#### SHORT TASK:
Pictures do not belong in your copy. Repeat all the other data exactly.

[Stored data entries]
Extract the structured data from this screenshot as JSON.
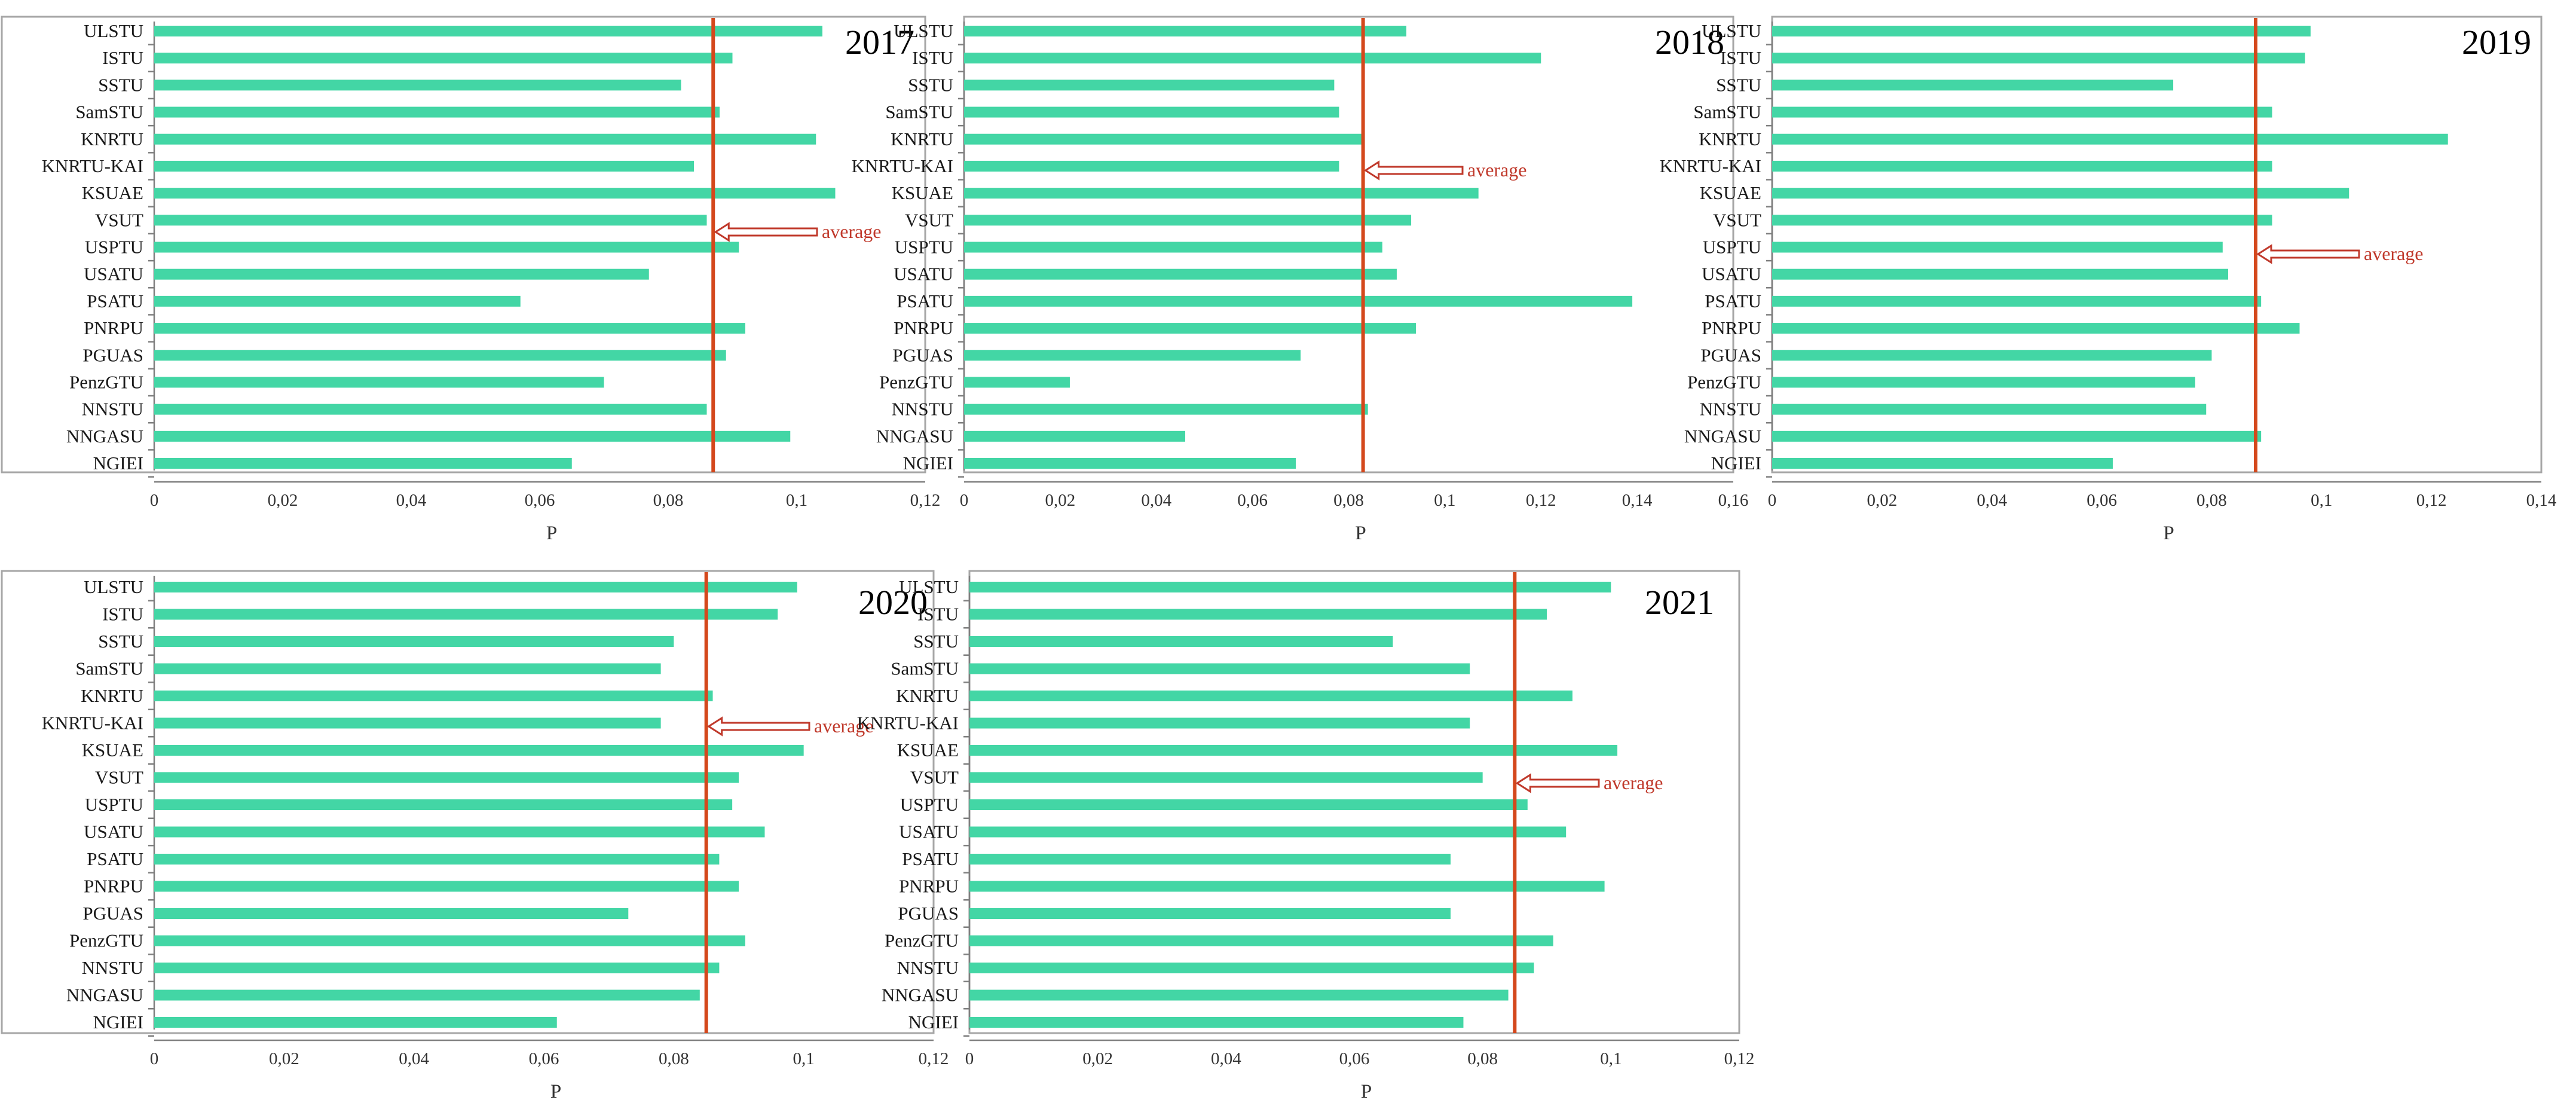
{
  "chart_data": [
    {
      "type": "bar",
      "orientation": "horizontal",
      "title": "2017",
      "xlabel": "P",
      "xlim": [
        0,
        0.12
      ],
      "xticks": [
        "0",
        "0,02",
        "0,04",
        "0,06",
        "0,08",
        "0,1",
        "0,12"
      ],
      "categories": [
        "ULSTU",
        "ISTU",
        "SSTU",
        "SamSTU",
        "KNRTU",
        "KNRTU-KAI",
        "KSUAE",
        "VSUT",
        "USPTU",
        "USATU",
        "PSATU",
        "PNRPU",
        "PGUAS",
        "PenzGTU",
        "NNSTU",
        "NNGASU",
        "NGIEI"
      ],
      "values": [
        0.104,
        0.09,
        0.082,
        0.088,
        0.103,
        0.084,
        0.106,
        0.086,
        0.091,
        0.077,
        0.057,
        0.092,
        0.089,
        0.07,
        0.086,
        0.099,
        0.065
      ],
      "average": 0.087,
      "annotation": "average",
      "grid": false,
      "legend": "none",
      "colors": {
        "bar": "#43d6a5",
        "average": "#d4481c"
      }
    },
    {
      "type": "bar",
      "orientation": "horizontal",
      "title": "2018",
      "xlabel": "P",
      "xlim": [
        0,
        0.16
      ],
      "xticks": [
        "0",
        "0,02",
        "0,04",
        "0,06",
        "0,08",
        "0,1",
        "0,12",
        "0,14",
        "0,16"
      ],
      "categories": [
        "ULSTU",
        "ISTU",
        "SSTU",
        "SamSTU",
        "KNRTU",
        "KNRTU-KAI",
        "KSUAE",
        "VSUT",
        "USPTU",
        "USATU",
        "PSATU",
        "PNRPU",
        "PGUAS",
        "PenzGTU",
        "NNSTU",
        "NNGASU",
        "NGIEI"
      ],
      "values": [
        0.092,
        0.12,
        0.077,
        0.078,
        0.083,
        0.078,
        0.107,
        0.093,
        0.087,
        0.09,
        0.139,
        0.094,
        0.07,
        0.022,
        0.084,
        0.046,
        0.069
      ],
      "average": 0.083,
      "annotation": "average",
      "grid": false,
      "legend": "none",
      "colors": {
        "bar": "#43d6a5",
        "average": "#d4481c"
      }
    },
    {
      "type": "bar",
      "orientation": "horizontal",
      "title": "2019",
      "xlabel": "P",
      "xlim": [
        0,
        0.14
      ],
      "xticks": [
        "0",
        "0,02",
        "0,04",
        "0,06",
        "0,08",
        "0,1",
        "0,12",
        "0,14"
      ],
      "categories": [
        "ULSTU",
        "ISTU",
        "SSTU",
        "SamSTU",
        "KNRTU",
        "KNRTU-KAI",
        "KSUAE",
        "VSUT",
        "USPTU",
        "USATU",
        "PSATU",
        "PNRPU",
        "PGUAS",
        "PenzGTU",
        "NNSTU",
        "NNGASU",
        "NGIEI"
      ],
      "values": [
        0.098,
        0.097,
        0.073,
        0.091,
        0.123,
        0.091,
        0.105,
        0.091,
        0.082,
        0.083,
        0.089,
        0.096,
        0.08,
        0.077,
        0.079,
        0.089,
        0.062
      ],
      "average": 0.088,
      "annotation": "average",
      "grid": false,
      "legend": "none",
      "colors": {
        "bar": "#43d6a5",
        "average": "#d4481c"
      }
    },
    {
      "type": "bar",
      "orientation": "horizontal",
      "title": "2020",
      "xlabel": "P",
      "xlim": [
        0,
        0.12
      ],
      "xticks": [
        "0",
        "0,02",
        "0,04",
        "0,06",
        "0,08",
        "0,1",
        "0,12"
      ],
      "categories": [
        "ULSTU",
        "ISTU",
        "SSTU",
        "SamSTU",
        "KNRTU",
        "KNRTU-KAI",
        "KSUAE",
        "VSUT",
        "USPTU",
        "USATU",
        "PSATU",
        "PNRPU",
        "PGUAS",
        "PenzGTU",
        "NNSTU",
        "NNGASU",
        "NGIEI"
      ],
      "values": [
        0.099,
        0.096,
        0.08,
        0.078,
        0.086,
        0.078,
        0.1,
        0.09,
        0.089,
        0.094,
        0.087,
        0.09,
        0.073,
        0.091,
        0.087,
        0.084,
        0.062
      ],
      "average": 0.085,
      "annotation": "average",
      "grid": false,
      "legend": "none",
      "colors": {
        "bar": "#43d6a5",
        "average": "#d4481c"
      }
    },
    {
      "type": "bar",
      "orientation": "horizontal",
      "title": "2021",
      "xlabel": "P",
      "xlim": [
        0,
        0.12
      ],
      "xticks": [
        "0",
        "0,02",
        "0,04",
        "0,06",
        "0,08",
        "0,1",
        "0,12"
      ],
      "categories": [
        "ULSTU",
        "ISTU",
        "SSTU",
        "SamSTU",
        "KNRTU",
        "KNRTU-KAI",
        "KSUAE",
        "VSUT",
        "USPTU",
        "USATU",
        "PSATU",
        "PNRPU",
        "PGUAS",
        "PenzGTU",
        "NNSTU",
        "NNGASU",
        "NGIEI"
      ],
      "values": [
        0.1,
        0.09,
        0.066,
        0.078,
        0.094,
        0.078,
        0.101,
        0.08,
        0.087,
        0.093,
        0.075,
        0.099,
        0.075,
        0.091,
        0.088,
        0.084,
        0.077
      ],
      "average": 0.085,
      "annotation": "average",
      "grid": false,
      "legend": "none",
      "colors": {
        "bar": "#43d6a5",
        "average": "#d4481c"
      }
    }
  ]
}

#### TASK RESPONSE:
Extract the structured data from this screenshot as JSON.
{
  "chart_data": [
    {
      "type": "bar",
      "orientation": "horizontal",
      "title": "2017",
      "xlabel": "P",
      "xlim": [
        0,
        0.12
      ],
      "xticks": [
        "0",
        "0,02",
        "0,04",
        "0,06",
        "0,08",
        "0,1",
        "0,12"
      ],
      "categories": [
        "ULSTU",
        "ISTU",
        "SSTU",
        "SamSTU",
        "KNRTU",
        "KNRTU-KAI",
        "KSUAE",
        "VSUT",
        "USPTU",
        "USATU",
        "PSATU",
        "PNRPU",
        "PGUAS",
        "PenzGTU",
        "NNSTU",
        "NNGASU",
        "NGIEI"
      ],
      "values": [
        0.104,
        0.09,
        0.082,
        0.088,
        0.103,
        0.084,
        0.106,
        0.086,
        0.091,
        0.077,
        0.057,
        0.092,
        0.089,
        0.07,
        0.086,
        0.099,
        0.065
      ],
      "average": 0.087,
      "annotation": "average",
      "grid": false,
      "legend": "none",
      "colors": {
        "bar": "#43d6a5",
        "average": "#d4481c"
      }
    },
    {
      "type": "bar",
      "orientation": "horizontal",
      "title": "2018",
      "xlabel": "P",
      "xlim": [
        0,
        0.16
      ],
      "xticks": [
        "0",
        "0,02",
        "0,04",
        "0,06",
        "0,08",
        "0,1",
        "0,12",
        "0,14",
        "0,16"
      ],
      "categories": [
        "ULSTU",
        "ISTU",
        "SSTU",
        "SamSTU",
        "KNRTU",
        "KNRTU-KAI",
        "KSUAE",
        "VSUT",
        "USPTU",
        "USATU",
        "PSATU",
        "PNRPU",
        "PGUAS",
        "PenzGTU",
        "NNSTU",
        "NNGASU",
        "NGIEI"
      ],
      "values": [
        0.092,
        0.12,
        0.077,
        0.078,
        0.083,
        0.078,
        0.107,
        0.093,
        0.087,
        0.09,
        0.139,
        0.094,
        0.07,
        0.022,
        0.084,
        0.046,
        0.069
      ],
      "average": 0.083,
      "annotation": "average",
      "grid": false,
      "legend": "none",
      "colors": {
        "bar": "#43d6a5",
        "average": "#d4481c"
      }
    },
    {
      "type": "bar",
      "orientation": "horizontal",
      "title": "2019",
      "xlabel": "P",
      "xlim": [
        0,
        0.14
      ],
      "xticks": [
        "0",
        "0,02",
        "0,04",
        "0,06",
        "0,08",
        "0,1",
        "0,12",
        "0,14"
      ],
      "categories": [
        "ULSTU",
        "ISTU",
        "SSTU",
        "SamSTU",
        "KNRTU",
        "KNRTU-KAI",
        "KSUAE",
        "VSUT",
        "USPTU",
        "USATU",
        "PSATU",
        "PNRPU",
        "PGUAS",
        "PenzGTU",
        "NNSTU",
        "NNGASU",
        "NGIEI"
      ],
      "values": [
        0.098,
        0.097,
        0.073,
        0.091,
        0.123,
        0.091,
        0.105,
        0.091,
        0.082,
        0.083,
        0.089,
        0.096,
        0.08,
        0.077,
        0.079,
        0.089,
        0.062
      ],
      "average": 0.088,
      "annotation": "average",
      "grid": false,
      "legend": "none",
      "colors": {
        "bar": "#43d6a5",
        "average": "#d4481c"
      }
    },
    {
      "type": "bar",
      "orientation": "horizontal",
      "title": "2020",
      "xlabel": "P",
      "xlim": [
        0,
        0.12
      ],
      "xticks": [
        "0",
        "0,02",
        "0,04",
        "0,06",
        "0,08",
        "0,1",
        "0,12"
      ],
      "categories": [
        "ULSTU",
        "ISTU",
        "SSTU",
        "SamSTU",
        "KNRTU",
        "KNRTU-KAI",
        "KSUAE",
        "VSUT",
        "USPTU",
        "USATU",
        "PSATU",
        "PNRPU",
        "PGUAS",
        "PenzGTU",
        "NNSTU",
        "NNGASU",
        "NGIEI"
      ],
      "values": [
        0.099,
        0.096,
        0.08,
        0.078,
        0.086,
        0.078,
        0.1,
        0.09,
        0.089,
        0.094,
        0.087,
        0.09,
        0.073,
        0.091,
        0.087,
        0.084,
        0.062
      ],
      "average": 0.085,
      "annotation": "average",
      "grid": false,
      "legend": "none",
      "colors": {
        "bar": "#43d6a5",
        "average": "#d4481c"
      }
    },
    {
      "type": "bar",
      "orientation": "horizontal",
      "title": "2021",
      "xlabel": "P",
      "xlim": [
        0,
        0.12
      ],
      "xticks": [
        "0",
        "0,02",
        "0,04",
        "0,06",
        "0,08",
        "0,1",
        "0,12"
      ],
      "categories": [
        "ULSTU",
        "ISTU",
        "SSTU",
        "SamSTU",
        "KNRTU",
        "KNRTU-KAI",
        "KSUAE",
        "VSUT",
        "USPTU",
        "USATU",
        "PSATU",
        "PNRPU",
        "PGUAS",
        "PenzGTU",
        "NNSTU",
        "NNGASU",
        "NGIEI"
      ],
      "values": [
        0.1,
        0.09,
        0.066,
        0.078,
        0.094,
        0.078,
        0.101,
        0.08,
        0.087,
        0.093,
        0.075,
        0.099,
        0.075,
        0.091,
        0.088,
        0.084,
        0.077
      ],
      "average": 0.085,
      "annotation": "average",
      "grid": false,
      "legend": "none",
      "colors": {
        "bar": "#43d6a5",
        "average": "#d4481c"
      }
    }
  ]
}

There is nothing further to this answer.